INSTRUCTIONS TO FOLLOW:
Write the entries out again exactly as they stand, but without the pictures.

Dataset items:

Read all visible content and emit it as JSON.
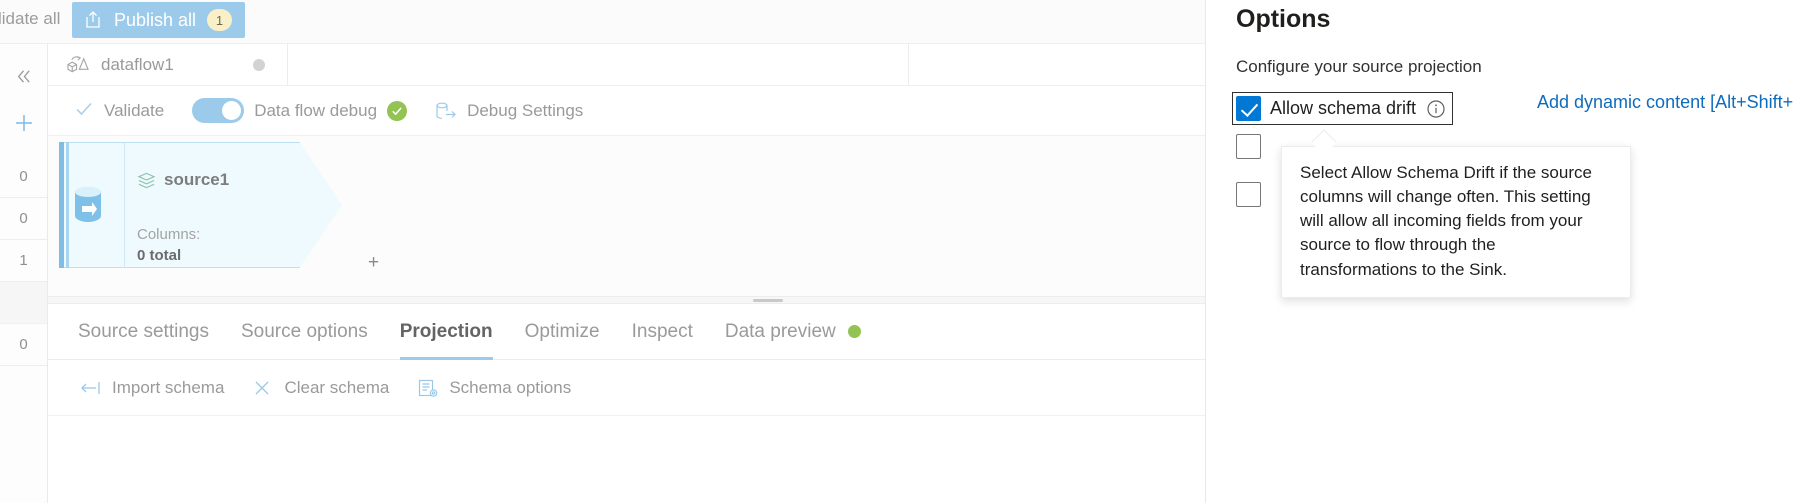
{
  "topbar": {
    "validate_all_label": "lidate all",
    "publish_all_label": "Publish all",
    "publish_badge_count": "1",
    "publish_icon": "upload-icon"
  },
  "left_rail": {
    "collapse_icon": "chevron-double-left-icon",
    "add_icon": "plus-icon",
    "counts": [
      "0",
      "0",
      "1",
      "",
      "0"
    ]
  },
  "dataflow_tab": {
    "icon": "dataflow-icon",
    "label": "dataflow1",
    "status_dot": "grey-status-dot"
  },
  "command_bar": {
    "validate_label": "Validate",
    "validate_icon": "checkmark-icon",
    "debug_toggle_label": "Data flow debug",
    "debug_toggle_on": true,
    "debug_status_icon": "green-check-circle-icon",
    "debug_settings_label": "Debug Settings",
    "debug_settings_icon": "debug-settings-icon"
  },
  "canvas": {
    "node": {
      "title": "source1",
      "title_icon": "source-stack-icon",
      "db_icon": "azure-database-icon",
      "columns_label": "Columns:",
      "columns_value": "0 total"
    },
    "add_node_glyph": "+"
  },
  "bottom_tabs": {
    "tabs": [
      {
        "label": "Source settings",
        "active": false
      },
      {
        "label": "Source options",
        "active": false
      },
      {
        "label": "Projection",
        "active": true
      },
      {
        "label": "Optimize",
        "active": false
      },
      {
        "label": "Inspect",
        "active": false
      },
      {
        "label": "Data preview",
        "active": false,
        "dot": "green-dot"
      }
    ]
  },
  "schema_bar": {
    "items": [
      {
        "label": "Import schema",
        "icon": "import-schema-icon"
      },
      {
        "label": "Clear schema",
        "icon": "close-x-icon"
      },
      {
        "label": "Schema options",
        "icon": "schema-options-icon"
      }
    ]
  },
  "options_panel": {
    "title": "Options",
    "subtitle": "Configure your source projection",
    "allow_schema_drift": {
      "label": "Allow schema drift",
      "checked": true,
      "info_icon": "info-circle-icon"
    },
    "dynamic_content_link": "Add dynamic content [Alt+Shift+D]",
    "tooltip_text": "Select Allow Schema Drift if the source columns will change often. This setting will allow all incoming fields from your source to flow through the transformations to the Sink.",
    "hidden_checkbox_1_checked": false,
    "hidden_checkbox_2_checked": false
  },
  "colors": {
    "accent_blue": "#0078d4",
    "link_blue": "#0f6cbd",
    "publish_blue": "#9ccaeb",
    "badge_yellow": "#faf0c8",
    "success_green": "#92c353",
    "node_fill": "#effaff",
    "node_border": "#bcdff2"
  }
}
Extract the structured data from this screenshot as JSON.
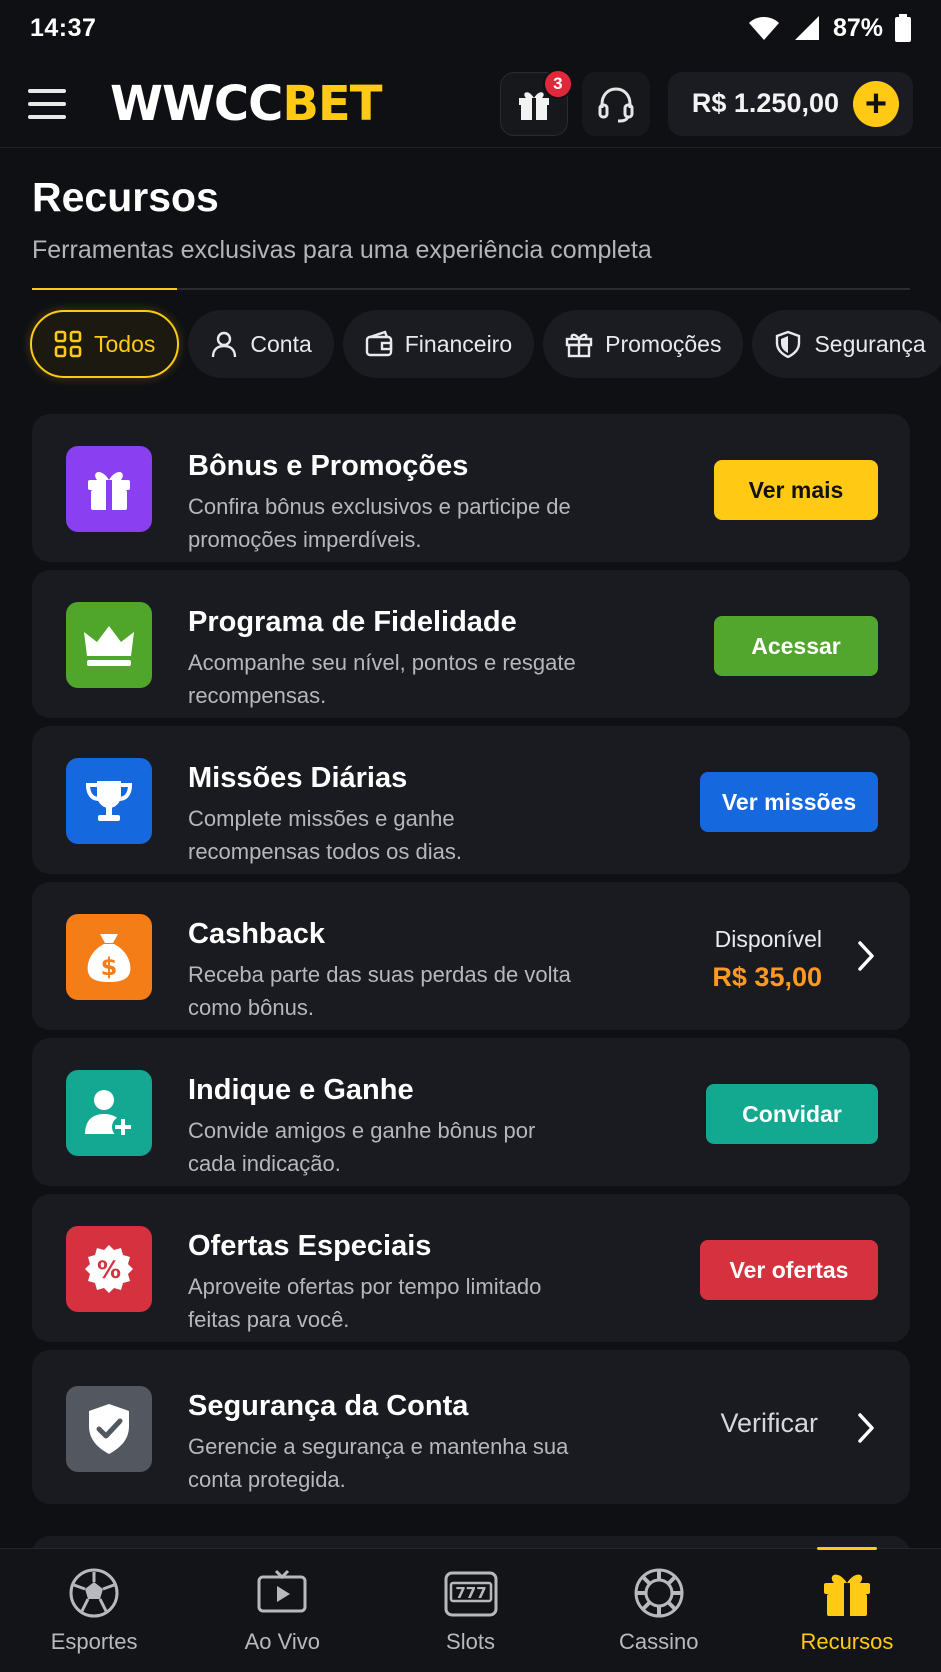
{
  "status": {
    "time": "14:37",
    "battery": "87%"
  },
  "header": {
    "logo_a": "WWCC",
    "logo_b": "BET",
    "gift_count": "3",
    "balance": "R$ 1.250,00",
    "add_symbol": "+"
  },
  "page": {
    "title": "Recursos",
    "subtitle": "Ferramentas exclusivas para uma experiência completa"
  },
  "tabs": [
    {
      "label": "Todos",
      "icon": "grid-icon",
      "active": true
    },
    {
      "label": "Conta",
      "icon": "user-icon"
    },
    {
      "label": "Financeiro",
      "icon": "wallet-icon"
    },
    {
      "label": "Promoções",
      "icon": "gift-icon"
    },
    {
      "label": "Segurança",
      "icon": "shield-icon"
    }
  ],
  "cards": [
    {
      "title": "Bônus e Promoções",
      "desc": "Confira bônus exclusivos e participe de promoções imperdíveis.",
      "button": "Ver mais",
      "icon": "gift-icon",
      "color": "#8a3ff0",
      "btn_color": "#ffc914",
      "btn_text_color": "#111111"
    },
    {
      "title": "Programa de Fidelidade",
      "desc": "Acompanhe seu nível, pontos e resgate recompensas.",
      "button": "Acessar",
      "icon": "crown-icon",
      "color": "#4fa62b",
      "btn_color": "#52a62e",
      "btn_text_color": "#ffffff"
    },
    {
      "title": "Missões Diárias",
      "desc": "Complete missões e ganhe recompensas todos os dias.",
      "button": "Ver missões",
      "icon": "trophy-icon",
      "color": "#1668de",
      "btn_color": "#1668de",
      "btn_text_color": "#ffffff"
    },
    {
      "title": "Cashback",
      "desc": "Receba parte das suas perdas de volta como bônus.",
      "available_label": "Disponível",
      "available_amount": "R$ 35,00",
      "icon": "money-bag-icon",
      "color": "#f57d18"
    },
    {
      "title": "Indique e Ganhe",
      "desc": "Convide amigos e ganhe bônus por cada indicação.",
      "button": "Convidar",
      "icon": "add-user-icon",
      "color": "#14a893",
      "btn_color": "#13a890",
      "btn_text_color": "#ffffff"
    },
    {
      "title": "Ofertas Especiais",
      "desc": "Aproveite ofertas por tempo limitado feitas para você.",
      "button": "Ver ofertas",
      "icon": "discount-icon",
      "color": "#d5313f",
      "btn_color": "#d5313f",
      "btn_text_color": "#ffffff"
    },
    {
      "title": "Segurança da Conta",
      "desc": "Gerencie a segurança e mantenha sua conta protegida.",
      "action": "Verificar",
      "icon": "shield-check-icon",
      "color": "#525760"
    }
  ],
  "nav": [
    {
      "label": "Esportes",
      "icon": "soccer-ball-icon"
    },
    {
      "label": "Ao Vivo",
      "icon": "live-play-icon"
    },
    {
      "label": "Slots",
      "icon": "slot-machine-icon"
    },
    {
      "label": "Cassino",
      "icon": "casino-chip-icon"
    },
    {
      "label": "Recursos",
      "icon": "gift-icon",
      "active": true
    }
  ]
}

TASK RESULT:
Read all visible content and emit it as JSON.
{
  "topbar": {
    "validate_all_label": "lidate all",
    "publish_all_label": "Publish all",
    "publish_badge_count": "1",
    "publish_icon": "upload-icon"
  },
  "left_rail": {
    "collapse_icon": "chevron-double-left-icon",
    "add_icon": "plus-icon",
    "counts": [
      "0",
      "0",
      "1",
      "",
      "0"
    ]
  },
  "dataflow_tab": {
    "icon": "dataflow-icon",
    "label": "dataflow1",
    "status_dot": "grey-status-dot"
  },
  "command_bar": {
    "validate_label": "Validate",
    "validate_icon": "checkmark-icon",
    "debug_toggle_label": "Data flow debug",
    "debug_toggle_on": true,
    "debug_status_icon": "green-check-circle-icon",
    "debug_settings_label": "Debug Settings",
    "debug_settings_icon": "debug-settings-icon"
  },
  "canvas": {
    "node": {
      "title": "source1",
      "title_icon": "source-stack-icon",
      "db_icon": "azure-database-icon",
      "columns_label": "Columns:",
      "columns_value": "0 total"
    },
    "add_node_glyph": "+"
  },
  "bottom_tabs": {
    "tabs": [
      {
        "label": "Source settings",
        "active": false
      },
      {
        "label": "Source options",
        "active": false
      },
      {
        "label": "Projection",
        "active": true
      },
      {
        "label": "Optimize",
        "active": false
      },
      {
        "label": "Inspect",
        "active": false
      },
      {
        "label": "Data preview",
        "active": false,
        "dot": "green-dot"
      }
    ]
  },
  "schema_bar": {
    "items": [
      {
        "label": "Import schema",
        "icon": "import-schema-icon"
      },
      {
        "label": "Clear schema",
        "icon": "close-x-icon"
      },
      {
        "label": "Schema options",
        "icon": "schema-options-icon"
      }
    ]
  },
  "options_panel": {
    "title": "Options",
    "subtitle": "Configure your source projection",
    "allow_schema_drift": {
      "label": "Allow schema drift",
      "checked": true,
      "info_icon": "info-circle-icon"
    },
    "dynamic_content_link": "Add dynamic content [Alt+Shift+D]",
    "tooltip_text": "Select Allow Schema Drift if the source columns will change often. This setting will allow all incoming fields from your source to flow through the transformations to the Sink.",
    "hidden_checkbox_1_checked": false,
    "hidden_checkbox_2_checked": false
  },
  "colors": {
    "accent_blue": "#0078d4",
    "link_blue": "#0f6cbd",
    "publish_blue": "#9ccaeb",
    "badge_yellow": "#faf0c8",
    "success_green": "#92c353",
    "node_fill": "#effaff",
    "node_border": "#bcdff2"
  }
}
Extract the structured data from this screenshot as JSON.
{
  "status": {
    "time": "14:37",
    "battery": "87%"
  },
  "header": {
    "logo_a": "WWCC",
    "logo_b": "BET",
    "gift_count": "3",
    "balance": "R$ 1.250,00",
    "add_symbol": "+"
  },
  "page": {
    "title": "Recursos",
    "subtitle": "Ferramentas exclusivas para uma experiência completa"
  },
  "tabs": [
    {
      "label": "Todos",
      "icon": "grid-icon",
      "active": true
    },
    {
      "label": "Conta",
      "icon": "user-icon"
    },
    {
      "label": "Financeiro",
      "icon": "wallet-icon"
    },
    {
      "label": "Promoções",
      "icon": "gift-icon"
    },
    {
      "label": "Segurança",
      "icon": "shield-icon"
    }
  ],
  "cards": [
    {
      "title": "Bônus e Promoções",
      "desc": "Confira bônus exclusivos e participe de promoções imperdíveis.",
      "button": "Ver mais",
      "icon": "gift-icon",
      "color": "#8a3ff0",
      "btn_color": "#ffc914",
      "btn_text_color": "#111111"
    },
    {
      "title": "Programa de Fidelidade",
      "desc": "Acompanhe seu nível, pontos e resgate recompensas.",
      "button": "Acessar",
      "icon": "crown-icon",
      "color": "#4fa62b",
      "btn_color": "#52a62e",
      "btn_text_color": "#ffffff"
    },
    {
      "title": "Missões Diárias",
      "desc": "Complete missões e ganhe recompensas todos os dias.",
      "button": "Ver missões",
      "icon": "trophy-icon",
      "color": "#1668de",
      "btn_color": "#1668de",
      "btn_text_color": "#ffffff"
    },
    {
      "title": "Cashback",
      "desc": "Receba parte das suas perdas de volta como bônus.",
      "available_label": "Disponível",
      "available_amount": "R$ 35,00",
      "icon": "money-bag-icon",
      "color": "#f57d18"
    },
    {
      "title": "Indique e Ganhe",
      "desc": "Convide amigos e ganhe bônus por cada indicação.",
      "button": "Convidar",
      "icon": "add-user-icon",
      "color": "#14a893",
      "btn_color": "#13a890",
      "btn_text_color": "#ffffff"
    },
    {
      "title": "Ofertas Especiais",
      "desc": "Aproveite ofertas por tempo limitado feitas para você.",
      "button": "Ver ofertas",
      "icon": "discount-icon",
      "color": "#d5313f",
      "btn_color": "#d5313f",
      "btn_text_color": "#ffffff"
    },
    {
      "title": "Segurança da Conta",
      "desc": "Gerencie a segurança e mantenha sua conta protegida.",
      "action": "Verificar",
      "icon": "shield-check-icon",
      "color": "#525760"
    }
  ],
  "nav": [
    {
      "label": "Esportes",
      "icon": "soccer-ball-icon"
    },
    {
      "label": "Ao Vivo",
      "icon": "live-play-icon"
    },
    {
      "label": "Slots",
      "icon": "slot-machine-icon"
    },
    {
      "label": "Cassino",
      "icon": "casino-chip-icon"
    },
    {
      "label": "Recursos",
      "icon": "gift-icon",
      "active": true
    }
  ]
}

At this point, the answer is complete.